_Records for the task_
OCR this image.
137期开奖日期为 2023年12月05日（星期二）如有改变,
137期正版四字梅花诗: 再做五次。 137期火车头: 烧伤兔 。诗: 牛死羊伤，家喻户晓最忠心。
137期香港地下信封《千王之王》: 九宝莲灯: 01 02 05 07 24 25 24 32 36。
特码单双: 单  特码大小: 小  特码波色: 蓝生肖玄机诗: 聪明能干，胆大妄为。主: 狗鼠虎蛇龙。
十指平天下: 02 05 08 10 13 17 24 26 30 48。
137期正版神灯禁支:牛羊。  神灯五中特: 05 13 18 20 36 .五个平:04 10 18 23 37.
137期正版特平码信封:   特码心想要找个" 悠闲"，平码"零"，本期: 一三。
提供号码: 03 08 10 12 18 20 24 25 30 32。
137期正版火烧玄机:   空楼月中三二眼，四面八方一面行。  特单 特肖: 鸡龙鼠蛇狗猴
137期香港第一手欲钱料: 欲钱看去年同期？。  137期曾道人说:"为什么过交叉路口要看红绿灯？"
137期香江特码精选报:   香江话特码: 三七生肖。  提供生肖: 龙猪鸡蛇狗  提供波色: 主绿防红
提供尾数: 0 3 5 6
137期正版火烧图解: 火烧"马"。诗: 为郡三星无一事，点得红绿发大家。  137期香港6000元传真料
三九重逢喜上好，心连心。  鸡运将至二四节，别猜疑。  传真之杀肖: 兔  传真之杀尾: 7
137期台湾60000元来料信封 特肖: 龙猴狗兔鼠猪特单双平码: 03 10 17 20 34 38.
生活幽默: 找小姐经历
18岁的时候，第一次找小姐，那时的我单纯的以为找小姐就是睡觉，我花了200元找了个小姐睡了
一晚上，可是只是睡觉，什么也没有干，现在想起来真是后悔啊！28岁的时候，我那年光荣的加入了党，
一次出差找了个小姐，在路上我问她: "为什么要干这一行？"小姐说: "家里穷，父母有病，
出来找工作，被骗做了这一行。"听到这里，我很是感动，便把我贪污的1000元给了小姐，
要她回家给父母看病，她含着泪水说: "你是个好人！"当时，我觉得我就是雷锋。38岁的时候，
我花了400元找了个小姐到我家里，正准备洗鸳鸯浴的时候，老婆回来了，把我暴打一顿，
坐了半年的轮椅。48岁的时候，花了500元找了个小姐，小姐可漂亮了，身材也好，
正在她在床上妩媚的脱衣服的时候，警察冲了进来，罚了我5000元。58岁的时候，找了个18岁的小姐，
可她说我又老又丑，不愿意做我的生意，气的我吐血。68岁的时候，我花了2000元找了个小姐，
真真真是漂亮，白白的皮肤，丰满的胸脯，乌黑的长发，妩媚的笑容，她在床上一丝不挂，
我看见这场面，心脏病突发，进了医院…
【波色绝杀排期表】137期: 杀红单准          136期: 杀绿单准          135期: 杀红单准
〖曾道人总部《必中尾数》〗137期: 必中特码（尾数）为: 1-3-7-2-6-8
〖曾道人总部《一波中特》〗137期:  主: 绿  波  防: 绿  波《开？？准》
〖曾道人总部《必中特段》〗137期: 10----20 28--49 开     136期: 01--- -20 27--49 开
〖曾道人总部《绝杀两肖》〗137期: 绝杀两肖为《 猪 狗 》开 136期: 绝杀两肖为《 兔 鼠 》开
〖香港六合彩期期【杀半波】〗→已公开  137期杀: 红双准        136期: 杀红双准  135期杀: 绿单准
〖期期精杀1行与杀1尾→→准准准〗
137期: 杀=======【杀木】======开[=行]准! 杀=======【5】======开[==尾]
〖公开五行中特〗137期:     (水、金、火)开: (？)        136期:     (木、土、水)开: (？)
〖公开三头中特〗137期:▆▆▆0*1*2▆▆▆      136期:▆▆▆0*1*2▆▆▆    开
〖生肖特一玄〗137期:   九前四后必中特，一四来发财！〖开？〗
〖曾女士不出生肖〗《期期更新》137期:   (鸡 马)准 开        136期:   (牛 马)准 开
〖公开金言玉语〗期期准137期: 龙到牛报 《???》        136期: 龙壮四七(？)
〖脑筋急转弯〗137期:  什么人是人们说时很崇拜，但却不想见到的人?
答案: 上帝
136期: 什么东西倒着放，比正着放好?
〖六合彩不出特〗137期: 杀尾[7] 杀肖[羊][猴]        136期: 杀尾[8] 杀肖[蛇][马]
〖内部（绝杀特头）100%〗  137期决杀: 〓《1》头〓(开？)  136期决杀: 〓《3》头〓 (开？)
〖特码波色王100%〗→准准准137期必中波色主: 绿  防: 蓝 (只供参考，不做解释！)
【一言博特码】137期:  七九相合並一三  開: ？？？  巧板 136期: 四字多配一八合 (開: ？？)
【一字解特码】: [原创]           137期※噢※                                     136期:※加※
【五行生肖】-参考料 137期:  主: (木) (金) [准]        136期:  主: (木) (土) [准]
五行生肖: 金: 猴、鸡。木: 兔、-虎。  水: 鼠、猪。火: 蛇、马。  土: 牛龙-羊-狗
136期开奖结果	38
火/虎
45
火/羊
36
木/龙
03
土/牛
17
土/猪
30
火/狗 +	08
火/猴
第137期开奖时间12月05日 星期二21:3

_What to produce_
Repeat the records above in full, character for character.

_Task response_
OCR this image.
137期开奖日期为 2023年12月05日（星期二）如有改变,
137期正版四字梅花诗: 再做五次。 137期火车头: 烧伤兔 。诗: 牛死羊伤，家喻户晓最忠心。
137期香港地下信封《千王之王》: 九宝莲灯: 01 02 05 07 24 25 24 32 36。
特码单双: 单  特码大小: 小  特码波色: 蓝生肖玄机诗: 聪明能干，胆大妄为。主: 狗鼠虎蛇龙。
十指平天下: 02 05 08 10 13 17 24 26 30 48。
137期正版神灯禁支:牛羊。  神灯五中特: 05 13 18 20 36 .五个平:04 10 18 23 37.
137期正版特平码信封:   特码心想要找个" 悠闲"，平码"零"，本期: 一三。
提供号码: 03 08 10 12 18 20 24 25 30 32。
137期正版火烧玄机:   空楼月中三二眼，四面八方一面行。  特单 特肖: 鸡龙鼠蛇狗猴
137期香港第一手欲钱料: 欲钱看去年同期？。  137期曾道人说:"为什么过交叉路口要看红绿灯？"
137期香江特码精选报:   香江话特码: 三七生肖。  提供生肖: 龙猪鸡蛇狗  提供波色: 主绿防红
提供尾数: 0 3 5 6
137期正版火烧图解: 火烧"马"。诗: 为郡三星无一事，点得红绿发大家。  137期香港6000元传真料
三九重逢喜上好，心连心。  鸡运将至二四节，别猜疑。  传真之杀肖: 兔  传真之杀尾: 7
137期台湾60000元来料信封 特肖: 龙猴狗兔鼠猪特单双平码: 03 10 17 20 34 38.
生活幽默: 找小姐经历
18岁的时候，第一次找小姐，那时的我单纯的以为找小姐就是睡觉，我花了200元找了个小姐睡了
一晚上，可是只是睡觉，什么也没有干，现在想起来真是后悔啊！28岁的时候，我那年光荣的加入了党，
一次出差找了个小姐，在路上我问她: "为什么要干这一行？"小姐说: "家里穷，父母有病，
出来找工作，被骗做了这一行。"听到这里，我很是感动，便把我贪污的1000元给了小姐，
要她回家给父母看病，她含着泪水说: "你是个好人！"当时，我觉得我就是雷锋。38岁的时候，
我花了400元找了个小姐到我家里，正准备洗鸳鸯浴的时候，老婆回来了，把我暴打一顿，
坐了半年的轮椅。48岁的时候，花了500元找了个小姐，小姐可漂亮了，身材也好，
正在她在床上妩媚的脱衣服的时候，警察冲了进来，罚了我5000元。58岁的时候，找了个18岁的小姐，
可她说我又老又丑，不愿意做我的生意，气的我吐血。68岁的时候，我花了2000元找了个小姐，
真真真是漂亮，白白的皮肤，丰满的胸脯，乌黑的长发，妩媚的笑容，她在床上一丝不挂，
我看见这场面，心脏病突发，进了医院…
【波色绝杀排期表】137期: 杀红单准          136期: 杀绿单准          135期: 杀红单准
〖曾道人总部《必中尾数》〗137期: 必中特码（尾数）为: 1-3-7-2-6-8
〖曾道人总部《一波中特》〗137期:  主: 绿  波  防: 绿  波《开？？准》
〖曾道人总部《必中特段》〗137期: 10----20 28--49 开     136期: 01--- -20 27--49 开
〖曾道人总部《绝杀两肖》〗137期: 绝杀两肖为《 猪 狗 》开 136期: 绝杀两肖为《 兔 鼠 》开
〖香港六合彩期期【杀半波】〗→已公开  137期杀: 红双准        136期: 杀红双准  135期杀: 绿单准
〖期期精杀1行与杀1尾→→准准准〗
137期: 杀=======【杀木】======开[=行]准! 杀=======【5】======开[==尾]
〖公开五行中特〗137期:     (水、金、火)开: (？)        136期:     (木、土、水)开: (？)
〖公开三头中特〗137期:▆▆▆0*1*2▆▆▆      136期:▆▆▆0*1*2▆▆▆    开
〖生肖特一玄〗137期:   九前四后必中特，一四来发财！〖开？〗
〖曾女士不出生肖〗《期期更新》137期:   (鸡 马)准 开        136期:   (牛 马)准 开
〖公开金言玉语〗期期准137期: 龙到牛报 《???》        136期: 龙壮四七(？)
〖脑筋急转弯〗137期:  什么人是人们说时很崇拜，但却不想见到的人?
答案: 上帝
136期: 什么东西倒着放，比正着放好?
〖六合彩不出特〗137期: 杀尾[7] 杀肖[羊][猴]        136期: 杀尾[8] 杀肖[蛇][马]
〖内部（绝杀特头）100%〗  137期决杀: 〓《1》头〓(开？)  136期决杀: 〓《3》头〓 (开？)
〖特码波色王100%〗→准准准137期必中波色主: 绿  防: 蓝 (只供参考，不做解释！)
【一言博特码】137期:  七九相合並一三  開: ？？？  巧板 136期: 四字多配一八合 (開: ？？)
【一字解特码】: [原创]           137期※噢※                                     136期:※加※
【五行生肖】-参考料 137期:  主: (木) (金) [准]        136期:  主: (木) (土) [准]
五行生肖: 金: 猴、鸡。木: 兔、-虎。  水: 鼠、猪。火: 蛇、马。  土: 牛龙-羊-狗
136期开奖结果	38
火/虎
45
火/羊
36
木/龙
03
土/牛
17
土/猪
30
火/狗 +	08
火/猴
第137期开奖时间12月05日 星期二21:3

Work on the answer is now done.